**PROBLEM**. Every record must be transcribed in its entirety, apart from the images, which are to be omitted.

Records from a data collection
## start

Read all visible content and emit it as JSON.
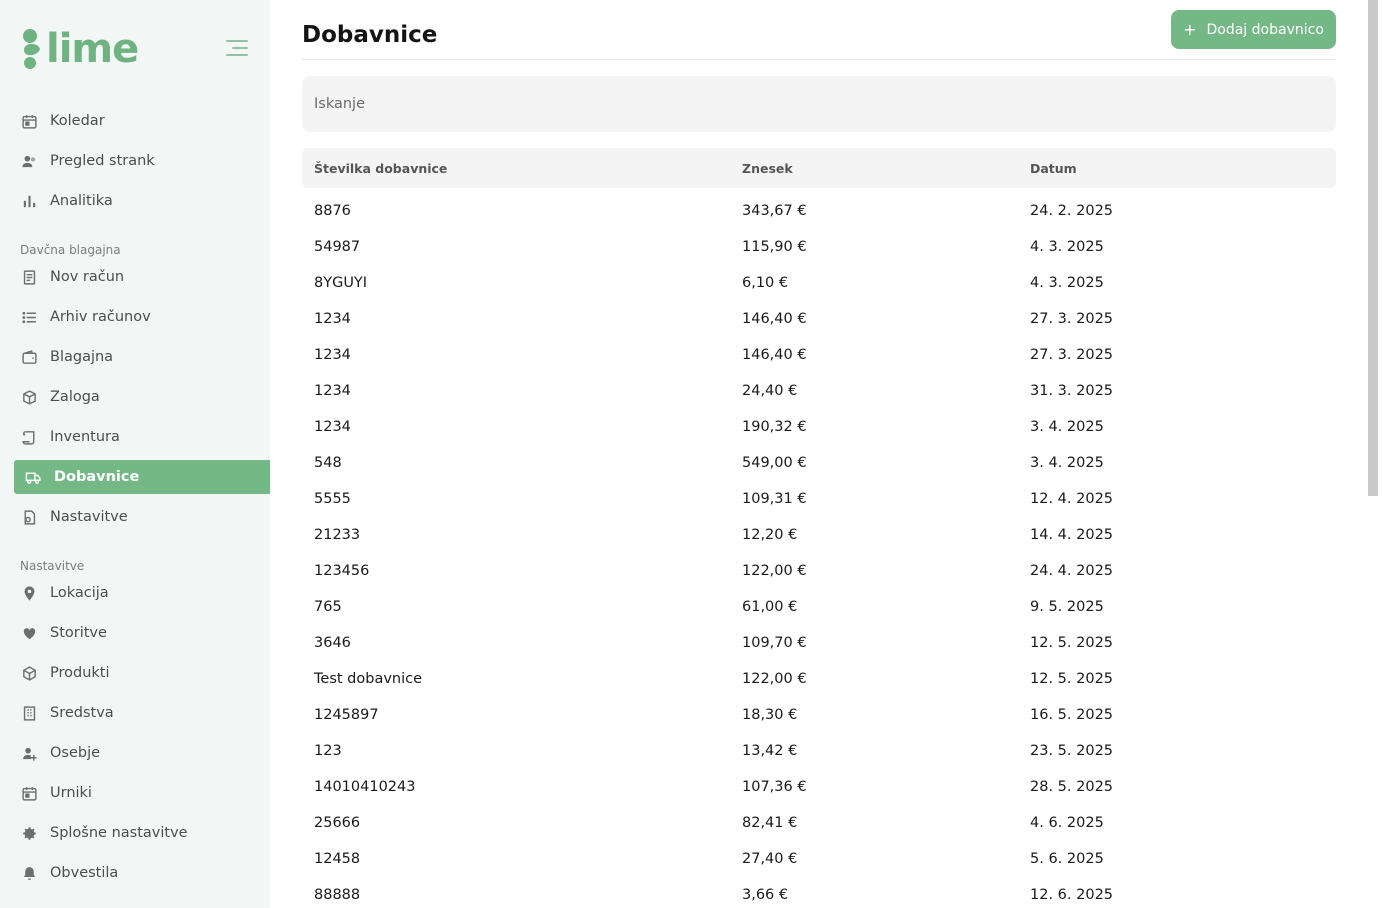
{
  "app": {
    "logo_text": "lime",
    "brand_color": "#74b886"
  },
  "sidebar": {
    "items_top": [
      {
        "label": "Koledar",
        "icon": "calendar-icon"
      },
      {
        "label": "Pregled strank",
        "icon": "users-icon"
      },
      {
        "label": "Analitika",
        "icon": "bar-chart-icon"
      }
    ],
    "section_register": "Davčna blagajna",
    "items_register": [
      {
        "label": "Nov račun",
        "icon": "receipt-icon"
      },
      {
        "label": "Arhiv računov",
        "icon": "list-icon"
      },
      {
        "label": "Blagajna",
        "icon": "wallet-icon"
      },
      {
        "label": "Zaloga",
        "icon": "boxes-icon"
      },
      {
        "label": "Inventura",
        "icon": "scroll-icon"
      },
      {
        "label": "Dobavnice",
        "icon": "truck-icon",
        "active": true
      },
      {
        "label": "Nastavitve",
        "icon": "file-settings-icon"
      }
    ],
    "section_settings": "Nastavitve",
    "items_settings": [
      {
        "label": "Lokacija",
        "icon": "map-pin-icon"
      },
      {
        "label": "Storitve",
        "icon": "heart-hand-icon"
      },
      {
        "label": "Produkti",
        "icon": "package-icon"
      },
      {
        "label": "Sredstva",
        "icon": "building-icon"
      },
      {
        "label": "Osebje",
        "icon": "user-plus-icon"
      },
      {
        "label": "Urniki",
        "icon": "calendar-icon"
      },
      {
        "label": "Splošne nastavitve",
        "icon": "gear-icon"
      },
      {
        "label": "Obvestila",
        "icon": "bell-icon"
      }
    ]
  },
  "main": {
    "title": "Dobavnice",
    "add_button": "Dodaj dobavnico",
    "search_placeholder": "Iskanje",
    "columns": [
      "Številka dobavnice",
      "Znesek",
      "Datum"
    ],
    "rows": [
      [
        "8876",
        "343,67 €",
        "24. 2. 2025"
      ],
      [
        "54987",
        "115,90 €",
        "4. 3. 2025"
      ],
      [
        "8YGUYI",
        "6,10 €",
        "4. 3. 2025"
      ],
      [
        "1234",
        "146,40 €",
        "27. 3. 2025"
      ],
      [
        "1234",
        "146,40 €",
        "27. 3. 2025"
      ],
      [
        "1234",
        "24,40 €",
        "31. 3. 2025"
      ],
      [
        "1234",
        "190,32 €",
        "3. 4. 2025"
      ],
      [
        "548",
        "549,00 €",
        "3. 4. 2025"
      ],
      [
        "5555",
        "109,31 €",
        "12. 4. 2025"
      ],
      [
        "21233",
        "12,20 €",
        "14. 4. 2025"
      ],
      [
        "123456",
        "122,00 €",
        "24. 4. 2025"
      ],
      [
        "765",
        "61,00 €",
        "9. 5. 2025"
      ],
      [
        "3646",
        "109,70 €",
        "12. 5. 2025"
      ],
      [
        "Test dobavnice",
        "122,00 €",
        "12. 5. 2025"
      ],
      [
        "1245897",
        "18,30 €",
        "16. 5. 2025"
      ],
      [
        "123",
        "13,42 €",
        "23. 5. 2025"
      ],
      [
        "14010410243",
        "107,36 €",
        "28. 5. 2025"
      ],
      [
        "25666",
        "82,41 €",
        "4. 6. 2025"
      ],
      [
        "12458",
        "27,40 €",
        "5. 6. 2025"
      ],
      [
        "88888",
        "3,66 €",
        "12. 6. 2025"
      ]
    ]
  }
}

## end

**WRITTEN SOLUTION**.
Read all visible content and emit it as JSON.
{
  "app": {
    "logo_text": "lime",
    "brand_color": "#74b886"
  },
  "sidebar": {
    "items_top": [
      {
        "label": "Koledar",
        "icon": "calendar-icon"
      },
      {
        "label": "Pregled strank",
        "icon": "users-icon"
      },
      {
        "label": "Analitika",
        "icon": "bar-chart-icon"
      }
    ],
    "section_register": "Davčna blagajna",
    "items_register": [
      {
        "label": "Nov račun",
        "icon": "receipt-icon"
      },
      {
        "label": "Arhiv računov",
        "icon": "list-icon"
      },
      {
        "label": "Blagajna",
        "icon": "wallet-icon"
      },
      {
        "label": "Zaloga",
        "icon": "boxes-icon"
      },
      {
        "label": "Inventura",
        "icon": "scroll-icon"
      },
      {
        "label": "Dobavnice",
        "icon": "truck-icon",
        "active": true
      },
      {
        "label": "Nastavitve",
        "icon": "file-settings-icon"
      }
    ],
    "section_settings": "Nastavitve",
    "items_settings": [
      {
        "label": "Lokacija",
        "icon": "map-pin-icon"
      },
      {
        "label": "Storitve",
        "icon": "heart-hand-icon"
      },
      {
        "label": "Produkti",
        "icon": "package-icon"
      },
      {
        "label": "Sredstva",
        "icon": "building-icon"
      },
      {
        "label": "Osebje",
        "icon": "user-plus-icon"
      },
      {
        "label": "Urniki",
        "icon": "calendar-icon"
      },
      {
        "label": "Splošne nastavitve",
        "icon": "gear-icon"
      },
      {
        "label": "Obvestila",
        "icon": "bell-icon"
      }
    ]
  },
  "main": {
    "title": "Dobavnice",
    "add_button": "Dodaj dobavnico",
    "search_placeholder": "Iskanje",
    "columns": [
      "Številka dobavnice",
      "Znesek",
      "Datum"
    ],
    "rows": [
      [
        "8876",
        "343,67 €",
        "24. 2. 2025"
      ],
      [
        "54987",
        "115,90 €",
        "4. 3. 2025"
      ],
      [
        "8YGUYI",
        "6,10 €",
        "4. 3. 2025"
      ],
      [
        "1234",
        "146,40 €",
        "27. 3. 2025"
      ],
      [
        "1234",
        "146,40 €",
        "27. 3. 2025"
      ],
      [
        "1234",
        "24,40 €",
        "31. 3. 2025"
      ],
      [
        "1234",
        "190,32 €",
        "3. 4. 2025"
      ],
      [
        "548",
        "549,00 €",
        "3. 4. 2025"
      ],
      [
        "5555",
        "109,31 €",
        "12. 4. 2025"
      ],
      [
        "21233",
        "12,20 €",
        "14. 4. 2025"
      ],
      [
        "123456",
        "122,00 €",
        "24. 4. 2025"
      ],
      [
        "765",
        "61,00 €",
        "9. 5. 2025"
      ],
      [
        "3646",
        "109,70 €",
        "12. 5. 2025"
      ],
      [
        "Test dobavnice",
        "122,00 €",
        "12. 5. 2025"
      ],
      [
        "1245897",
        "18,30 €",
        "16. 5. 2025"
      ],
      [
        "123",
        "13,42 €",
        "23. 5. 2025"
      ],
      [
        "14010410243",
        "107,36 €",
        "28. 5. 2025"
      ],
      [
        "25666",
        "82,41 €",
        "4. 6. 2025"
      ],
      [
        "12458",
        "27,40 €",
        "5. 6. 2025"
      ],
      [
        "88888",
        "3,66 €",
        "12. 6. 2025"
      ]
    ]
  }
}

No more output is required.